## Goal
Write out only the lines running from the one that contains "Type out the text in this image." to the end of the material, both ends included.

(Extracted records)
==*==

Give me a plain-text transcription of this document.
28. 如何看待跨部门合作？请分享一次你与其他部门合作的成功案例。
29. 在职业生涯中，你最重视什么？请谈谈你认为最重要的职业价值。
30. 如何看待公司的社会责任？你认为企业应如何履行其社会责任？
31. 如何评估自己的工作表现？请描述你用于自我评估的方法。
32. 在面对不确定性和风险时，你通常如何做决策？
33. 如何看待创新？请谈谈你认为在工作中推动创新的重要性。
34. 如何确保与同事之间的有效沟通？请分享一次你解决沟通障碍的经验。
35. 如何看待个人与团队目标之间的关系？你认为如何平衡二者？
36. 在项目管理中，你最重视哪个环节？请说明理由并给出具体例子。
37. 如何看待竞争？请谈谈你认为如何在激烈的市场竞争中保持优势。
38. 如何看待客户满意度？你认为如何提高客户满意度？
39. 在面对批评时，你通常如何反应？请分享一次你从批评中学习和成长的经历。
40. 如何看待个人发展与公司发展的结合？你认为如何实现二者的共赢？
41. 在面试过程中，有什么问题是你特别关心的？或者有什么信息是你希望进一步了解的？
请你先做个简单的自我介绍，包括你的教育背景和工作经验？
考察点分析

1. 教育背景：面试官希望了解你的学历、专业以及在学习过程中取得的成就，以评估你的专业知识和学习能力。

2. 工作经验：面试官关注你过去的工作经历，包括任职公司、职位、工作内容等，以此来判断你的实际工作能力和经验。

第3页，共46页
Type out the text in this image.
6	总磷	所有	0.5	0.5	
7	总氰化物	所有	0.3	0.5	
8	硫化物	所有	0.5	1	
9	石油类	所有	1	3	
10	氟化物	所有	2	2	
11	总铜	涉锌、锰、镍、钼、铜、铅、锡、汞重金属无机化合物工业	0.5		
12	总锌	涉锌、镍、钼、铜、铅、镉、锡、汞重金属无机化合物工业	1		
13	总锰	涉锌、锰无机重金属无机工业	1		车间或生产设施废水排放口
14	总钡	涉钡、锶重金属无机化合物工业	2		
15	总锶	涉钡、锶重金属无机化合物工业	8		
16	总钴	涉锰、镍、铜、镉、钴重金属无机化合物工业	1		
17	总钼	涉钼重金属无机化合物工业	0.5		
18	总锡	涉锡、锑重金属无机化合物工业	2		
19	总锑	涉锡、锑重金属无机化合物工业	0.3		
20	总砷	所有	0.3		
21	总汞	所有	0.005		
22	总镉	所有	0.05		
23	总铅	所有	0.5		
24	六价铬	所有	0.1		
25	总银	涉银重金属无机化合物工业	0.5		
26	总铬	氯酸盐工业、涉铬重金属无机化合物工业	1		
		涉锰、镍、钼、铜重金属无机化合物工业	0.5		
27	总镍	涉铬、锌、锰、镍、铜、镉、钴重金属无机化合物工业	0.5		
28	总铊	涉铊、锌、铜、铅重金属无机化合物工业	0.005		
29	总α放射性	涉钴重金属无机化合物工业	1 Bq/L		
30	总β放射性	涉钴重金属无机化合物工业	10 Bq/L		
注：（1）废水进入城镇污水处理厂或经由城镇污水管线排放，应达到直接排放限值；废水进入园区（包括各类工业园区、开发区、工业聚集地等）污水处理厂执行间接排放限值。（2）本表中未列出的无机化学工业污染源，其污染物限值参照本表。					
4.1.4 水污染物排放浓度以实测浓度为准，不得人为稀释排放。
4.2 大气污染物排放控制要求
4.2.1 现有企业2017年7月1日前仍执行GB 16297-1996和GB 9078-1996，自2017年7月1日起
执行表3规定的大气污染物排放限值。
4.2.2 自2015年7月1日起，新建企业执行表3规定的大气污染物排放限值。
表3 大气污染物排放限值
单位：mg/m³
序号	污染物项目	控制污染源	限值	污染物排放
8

==*==

## Expected output
Type out the text in this image.
6	总磷	所有	0.5	0.5	
7	总氰化物	所有	0.3	0.5	
8	硫化物	所有	0.5	1	
9	石油类	所有	1	3	
10	氟化物	所有	2	2	
11	总铜	涉锌、锰、镍、钼、铜、铅、锡、汞重金属无机化合物工业	0.5		
12	总锌	涉锌、镍、钼、铜、铅、镉、锡、汞重金属无机化合物工业	1		
13	总锰	涉锌、锰无机重金属无机工业	1		车间或生产设施废水排放口
14	总钡	涉钡、锶重金属无机化合物工业	2		
15	总锶	涉钡、锶重金属无机化合物工业	8		
16	总钴	涉锰、镍、铜、镉、钴重金属无机化合物工业	1		
17	总钼	涉钼重金属无机化合物工业	0.5		
18	总锡	涉锡、锑重金属无机化合物工业	2		
19	总锑	涉锡、锑重金属无机化合物工业	0.3		
20	总砷	所有	0.3		
21	总汞	所有	0.005		
22	总镉	所有	0.05		
23	总铅	所有	0.5		
24	六价铬	所有	0.1		
25	总银	涉银重金属无机化合物工业	0.5		
26	总铬	氯酸盐工业、涉铬重金属无机化合物工业	1		
		涉锰、镍、钼、铜重金属无机化合物工业	0.5		
27	总镍	涉铬、锌、锰、镍、铜、镉、钴重金属无机化合物工业	0.5		
28	总铊	涉铊、锌、铜、铅重金属无机化合物工业	0.005		
29	总α放射性	涉钴重金属无机化合物工业	1 Bq/L		
30	总β放射性	涉钴重金属无机化合物工业	10 Bq/L		
注：（1）废水进入城镇污水处理厂或经由城镇污水管线排放，应达到直接排放限值；废水进入园区（包括各类工业园区、开发区、工业聚集地等）污水处理厂执行间接排放限值。（2）本表中未列出的无机化学工业污染源，其污染物限值参照本表。					
4.1.4 水污染物排放浓度以实测浓度为准，不得人为稀释排放。
4.2 大气污染物排放控制要求
4.2.1 现有企业2017年7月1日前仍执行GB 16297-1996和GB 9078-1996，自2017年7月1日起
执行表3规定的大气污染物排放限值。
4.2.2 自2015年7月1日起，新建企业执行表3规定的大气污染物排放限值。
表3 大气污染物排放限值
单位：mg/m³
序号	污染物项目	控制污染源	限值	污染物排放
8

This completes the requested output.